Problem -> Without the pictures, can you quote each line below exactly?

[Extracted records]
=====
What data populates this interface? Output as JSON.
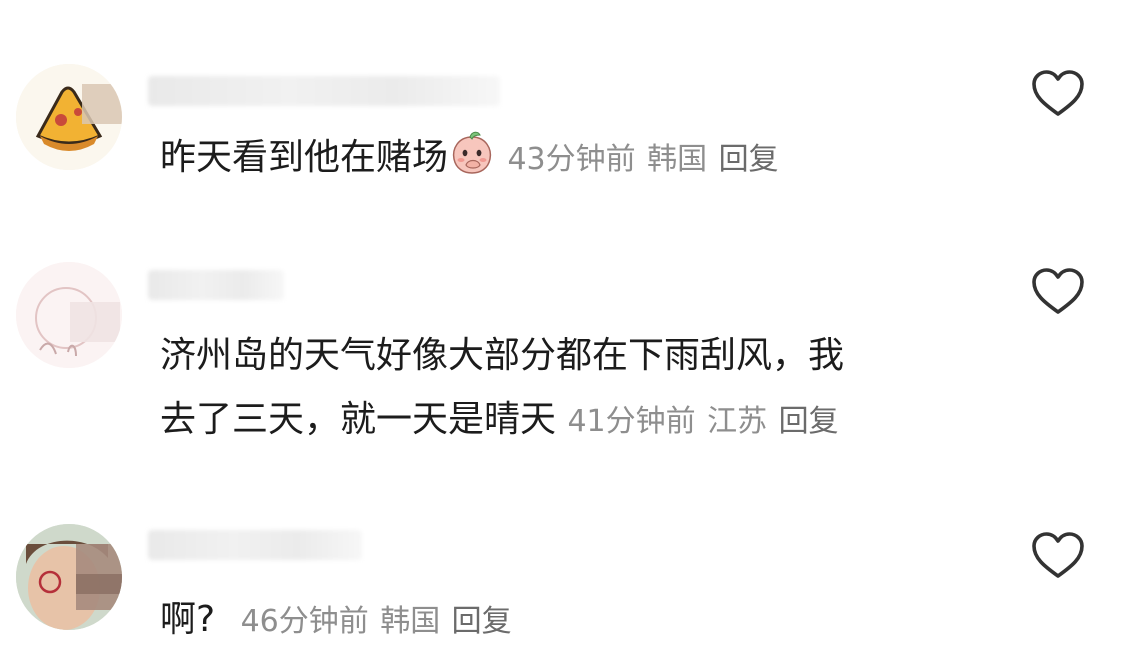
{
  "comments": [
    {
      "text": "昨天看到他在赌场",
      "emoji": "peach-covering-mouth-emoji",
      "time": "43分钟前",
      "location": "韩国",
      "reply_label": "回复",
      "like_icon": "heart-outline-icon"
    },
    {
      "text_line1": "济州岛的天气好像大部分都在下雨刮风，我",
      "text_line2": "去了三天，就一天是晴天",
      "time": "41分钟前",
      "location": "江苏",
      "reply_label": "回复",
      "like_icon": "heart-outline-icon"
    },
    {
      "text": "啊?",
      "time": "46分钟前",
      "location": "韩国",
      "reply_label": "回复",
      "like_icon": "heart-outline-icon"
    }
  ],
  "colors": {
    "text": "#1c1c1c",
    "meta": "#8e8e8e",
    "icon": "#333333"
  }
}
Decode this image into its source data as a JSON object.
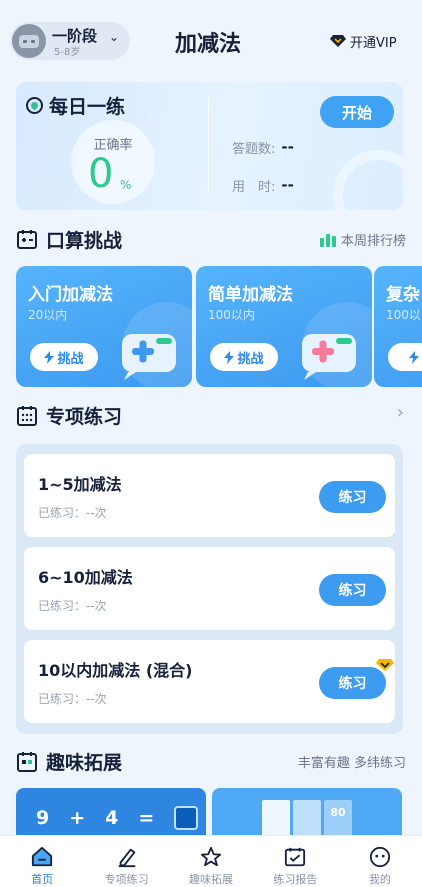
{
  "header": {
    "stage_name": "一阶段",
    "stage_age": "5-8岁",
    "title": "加减法",
    "vip_label": "开通VIP"
  },
  "daily": {
    "title": "每日一练",
    "accuracy_label": "正确率",
    "accuracy_value": "0",
    "accuracy_unit": "%",
    "answered_label": "答题数:",
    "answered_value": "--",
    "time_label": "用　时:",
    "time_value": "--",
    "start_label": "开始"
  },
  "challenge": {
    "title": "口算挑战",
    "ranking_label": "本周排行榜",
    "cards": [
      {
        "title": "入门加减法",
        "sub": "20以内",
        "button": "挑战"
      },
      {
        "title": "简单加减法",
        "sub": "100以内",
        "button": "挑战"
      },
      {
        "title": "复杂",
        "sub": "100以",
        "button": "挑"
      }
    ]
  },
  "special": {
    "title": "专项练习",
    "items": [
      {
        "title": "1~5加减法",
        "meta": "已练习：--次",
        "button": "练习"
      },
      {
        "title": "6~10加减法",
        "meta": "已练习：--次",
        "button": "练习"
      },
      {
        "title": "10以内加减法 (混合)",
        "meta": "已练习：--次",
        "button": "练习"
      }
    ]
  },
  "fun": {
    "title": "趣味拓展",
    "subtitle": "丰富有趣 多纬练习",
    "eq_a": "9",
    "eq_op1": "+",
    "eq_b": "4",
    "eq_op2": "=",
    "tag": "80"
  },
  "tabs": [
    {
      "label": "首页"
    },
    {
      "label": "专项练习"
    },
    {
      "label": "趣味拓展"
    },
    {
      "label": "练习报告"
    },
    {
      "label": "我的"
    }
  ],
  "colors": {
    "accent": "#3d9bf0",
    "success": "#2ec98c",
    "vip_gold": "#f5b400"
  }
}
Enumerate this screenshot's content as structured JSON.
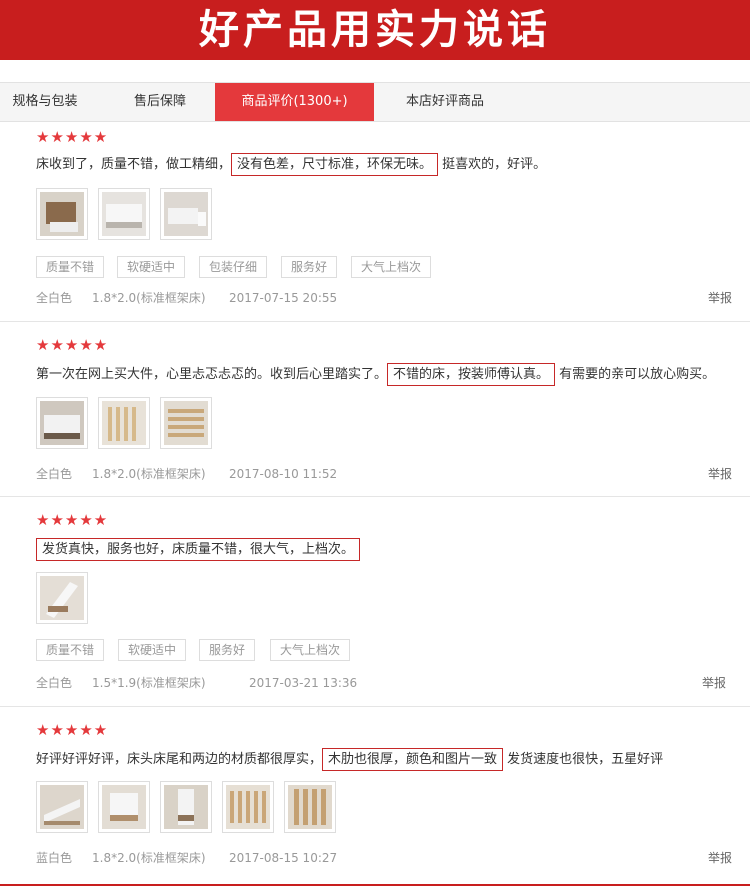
{
  "banner": {
    "title": "好产品用实力说话",
    "color": "#c81e1e"
  },
  "tabs": [
    {
      "label": "规格与包装",
      "active": false
    },
    {
      "label": "售后保障",
      "active": false
    },
    {
      "label": "商品评价(1300+)",
      "active": true
    },
    {
      "label": "本店好评商品",
      "active": false
    }
  ],
  "reviews": [
    {
      "rating": 5,
      "text_before": "床收到了，质量不错，做工精细，",
      "text_highlight": "没有色差，尺寸标准，环保无味。",
      "text_after": "挺喜欢的，好评。",
      "tags": [
        "质量不错",
        "软硬适中",
        "包装仔细",
        "服务好",
        "大气上档次"
      ],
      "color": "全白色",
      "size": "1.8*2.0(标准框架床)",
      "date": "2017-07-15 20:55",
      "report": "举报"
    },
    {
      "rating": 5,
      "text_before": "第一次在网上买大件，心里忐忑忐忑的。收到后心里踏实了。",
      "text_highlight": "不错的床，按装师傅认真。",
      "text_after": "有需要的亲可以放心购买。",
      "tags": [],
      "color": "全白色",
      "size": "1.8*2.0(标准框架床)",
      "date": "2017-08-10 11:52",
      "report": "举报"
    },
    {
      "rating": 5,
      "text_before": "",
      "text_highlight": "发货真快，服务也好，床质量不错，很大气，上档次。",
      "text_after": "",
      "tags": [
        "质量不错",
        "软硬适中",
        "服务好",
        "大气上档次"
      ],
      "color": "全白色",
      "size": "1.5*1.9(标准框架床)",
      "date": "2017-03-21 13:36",
      "report": "举报"
    },
    {
      "rating": 5,
      "text_before": "好评好评好评，床头床尾和两边的材质都很厚实，",
      "text_highlight": "木肋也很厚，颜色和图片一致",
      "text_after": "发货速度也很快，五星好评",
      "tags": [],
      "color": "蓝白色",
      "size": "1.8*2.0(标准框架床)",
      "date": "2017-08-15 10:27",
      "report": "举报"
    }
  ]
}
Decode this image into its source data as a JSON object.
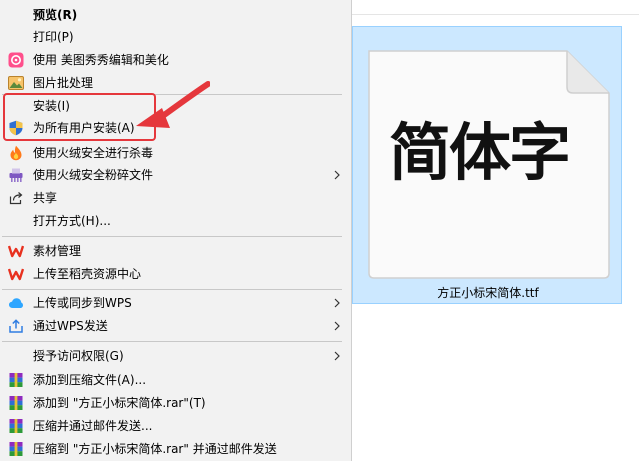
{
  "file": {
    "name": "方正小标宋简体.ttf",
    "preview_text": "简体字"
  },
  "menu": {
    "items": [
      {
        "label": "预览(R)",
        "icon": "none"
      },
      {
        "label": "打印(P)",
        "icon": "none"
      },
      {
        "label": "使用 美图秀秀编辑和美化",
        "icon": "meitu-icon"
      },
      {
        "label": "图片批处理",
        "icon": "image-batch-icon"
      },
      {
        "label": "安装(I)",
        "icon": "none"
      },
      {
        "label": "为所有用户安装(A)",
        "icon": "uac-shield-icon"
      },
      {
        "label": "使用火绒安全进行杀毒",
        "icon": "huorong-flame-icon"
      },
      {
        "label": "使用火绒安全粉碎文件",
        "icon": "shredder-icon"
      },
      {
        "label": "共享",
        "icon": "share-icon"
      },
      {
        "label": "打开方式(H)...",
        "icon": "none"
      },
      {
        "label": "素材管理",
        "icon": "wps-icon"
      },
      {
        "label": "上传至稻壳资源中心",
        "icon": "wps-icon"
      },
      {
        "label": "上传或同步到WPS",
        "icon": "cloud-icon"
      },
      {
        "label": "通过WPS发送",
        "icon": "send-icon"
      },
      {
        "label": "授予访问权限(G)",
        "icon": "none"
      },
      {
        "label": "添加到压缩文件(A)...",
        "icon": "winrar-icon"
      },
      {
        "label": "添加到 \"方正小标宋简体.rar\"(T)",
        "icon": "winrar-icon"
      },
      {
        "label": "压缩并通过邮件发送...",
        "icon": "winrar-icon"
      },
      {
        "label": "压缩到 \"方正小标宋简体.rar\" 并通过邮件发送",
        "icon": "winrar-icon"
      }
    ]
  },
  "colors": {
    "highlight": "#e5373c",
    "selection": "#cce8ff",
    "menu_bg": "#f2f2f2"
  }
}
=====
Response for this exercise ->
What data populates this interface? Output as JSON.
{
  "comments": [
    {
      "text": "昨天看到他在赌场",
      "emoji": "peach-covering-mouth-emoji",
      "time": "43分钟前",
      "location": "韩国",
      "reply_label": "回复",
      "like_icon": "heart-outline-icon"
    },
    {
      "text_line1": "济州岛的天气好像大部分都在下雨刮风，我",
      "text_line2": "去了三天，就一天是晴天",
      "time": "41分钟前",
      "location": "江苏",
      "reply_label": "回复",
      "like_icon": "heart-outline-icon"
    },
    {
      "text": "啊?",
      "time": "46分钟前",
      "location": "韩国",
      "reply_label": "回复",
      "like_icon": "heart-outline-icon"
    }
  ],
  "colors": {
    "text": "#1c1c1c",
    "meta": "#8e8e8e",
    "icon": "#333333"
  }
}
Decode this image into its source data as a JSON object.
{
  "header": {
    "stage_name": "一阶段",
    "stage_age": "5-8岁",
    "title": "加减法",
    "vip_label": "开通VIP"
  },
  "daily": {
    "title": "每日一练",
    "accuracy_label": "正确率",
    "accuracy_value": "0",
    "accuracy_unit": "%",
    "answered_label": "答题数:",
    "answered_value": "--",
    "time_label": "用　时:",
    "time_value": "--",
    "start_label": "开始"
  },
  "challenge": {
    "title": "口算挑战",
    "ranking_label": "本周排行榜",
    "cards": [
      {
        "title": "入门加减法",
        "sub": "20以内",
        "button": "挑战"
      },
      {
        "title": "简单加减法",
        "sub": "100以内",
        "button": "挑战"
      },
      {
        "title": "复杂",
        "sub": "100以",
        "button": "挑"
      }
    ]
  },
  "special": {
    "title": "专项练习",
    "items": [
      {
        "title": "1~5加减法",
        "meta": "已练习：--次",
        "button": "练习"
      },
      {
        "title": "6~10加减法",
        "meta": "已练习：--次",
        "button": "练习"
      },
      {
        "title": "10以内加减法 (混合)",
        "meta": "已练习：--次",
        "button": "练习"
      }
    ]
  },
  "fun": {
    "title": "趣味拓展",
    "subtitle": "丰富有趣 多纬练习",
    "eq_a": "9",
    "eq_op1": "+",
    "eq_b": "4",
    "eq_op2": "=",
    "tag": "80"
  },
  "tabs": [
    {
      "label": "首页"
    },
    {
      "label": "专项练习"
    },
    {
      "label": "趣味拓展"
    },
    {
      "label": "练习报告"
    },
    {
      "label": "我的"
    }
  ],
  "colors": {
    "accent": "#3d9bf0",
    "success": "#2ec98c",
    "vip_gold": "#f5b400"
  }
}
Enumerate this screenshot's content as structured JSON.
{
  "banner": {
    "title": "好产品用实力说话",
    "color": "#c81e1e"
  },
  "tabs": [
    {
      "label": "规格与包装",
      "active": false
    },
    {
      "label": "售后保障",
      "active": false
    },
    {
      "label": "商品评价(1300+)",
      "active": true
    },
    {
      "label": "本店好评商品",
      "active": false
    }
  ],
  "reviews": [
    {
      "rating": 5,
      "text_before": "床收到了，质量不错，做工精细，",
      "text_highlight": "没有色差，尺寸标准，环保无味。",
      "text_after": "挺喜欢的，好评。",
      "tags": [
        "质量不错",
        "软硬适中",
        "包装仔细",
        "服务好",
        "大气上档次"
      ],
      "color": "全白色",
      "size": "1.8*2.0(标准框架床)",
      "date": "2017-07-15 20:55",
      "report": "举报"
    },
    {
      "rating": 5,
      "text_before": "第一次在网上买大件，心里忐忑忐忑的。收到后心里踏实了。",
      "text_highlight": "不错的床，按装师傅认真。",
      "text_after": "有需要的亲可以放心购买。",
      "tags": [],
      "color": "全白色",
      "size": "1.8*2.0(标准框架床)",
      "date": "2017-08-10 11:52",
      "report": "举报"
    },
    {
      "rating": 5,
      "text_before": "",
      "text_highlight": "发货真快，服务也好，床质量不错，很大气，上档次。",
      "text_after": "",
      "tags": [
        "质量不错",
        "软硬适中",
        "服务好",
        "大气上档次"
      ],
      "color": "全白色",
      "size": "1.5*1.9(标准框架床)",
      "date": "2017-03-21 13:36",
      "report": "举报"
    },
    {
      "rating": 5,
      "text_before": "好评好评好评，床头床尾和两边的材质都很厚实，",
      "text_highlight": "木肋也很厚，颜色和图片一致",
      "text_after": "发货速度也很快，五星好评",
      "tags": [],
      "color": "蓝白色",
      "size": "1.8*2.0(标准框架床)",
      "date": "2017-08-15 10:27",
      "report": "举报"
    }
  ]
}
Decode this image into its source data as a JSON object.
{
  "file": {
    "name": "方正小标宋简体.ttf",
    "preview_text": "简体字"
  },
  "menu": {
    "items": [
      {
        "label": "预览(R)",
        "icon": "none"
      },
      {
        "label": "打印(P)",
        "icon": "none"
      },
      {
        "label": "使用 美图秀秀编辑和美化",
        "icon": "meitu-icon"
      },
      {
        "label": "图片批处理",
        "icon": "image-batch-icon"
      },
      {
        "label": "安装(I)",
        "icon": "none"
      },
      {
        "label": "为所有用户安装(A)",
        "icon": "uac-shield-icon"
      },
      {
        "label": "使用火绒安全进行杀毒",
        "icon": "huorong-flame-icon"
      },
      {
        "label": "使用火绒安全粉碎文件",
        "icon": "shredder-icon"
      },
      {
        "label": "共享",
        "icon": "share-icon"
      },
      {
        "label": "打开方式(H)...",
        "icon": "none"
      },
      {
        "label": "素材管理",
        "icon": "wps-icon"
      },
      {
        "label": "上传至稻壳资源中心",
        "icon": "wps-icon"
      },
      {
        "label": "上传或同步到WPS",
        "icon": "cloud-icon"
      },
      {
        "label": "通过WPS发送",
        "icon": "send-icon"
      },
      {
        "label": "授予访问权限(G)",
        "icon": "none"
      },
      {
        "label": "添加到压缩文件(A)...",
        "icon": "winrar-icon"
      },
      {
        "label": "添加到 \"方正小标宋简体.rar\"(T)",
        "icon": "winrar-icon"
      },
      {
        "label": "压缩并通过邮件发送...",
        "icon": "winrar-icon"
      },
      {
        "label": "压缩到 \"方正小标宋简体.rar\" 并通过邮件发送",
        "icon": "winrar-icon"
      }
    ]
  },
  "colors": {
    "highlight": "#e5373c",
    "selection": "#cce8ff",
    "menu_bg": "#f2f2f2"
  }
}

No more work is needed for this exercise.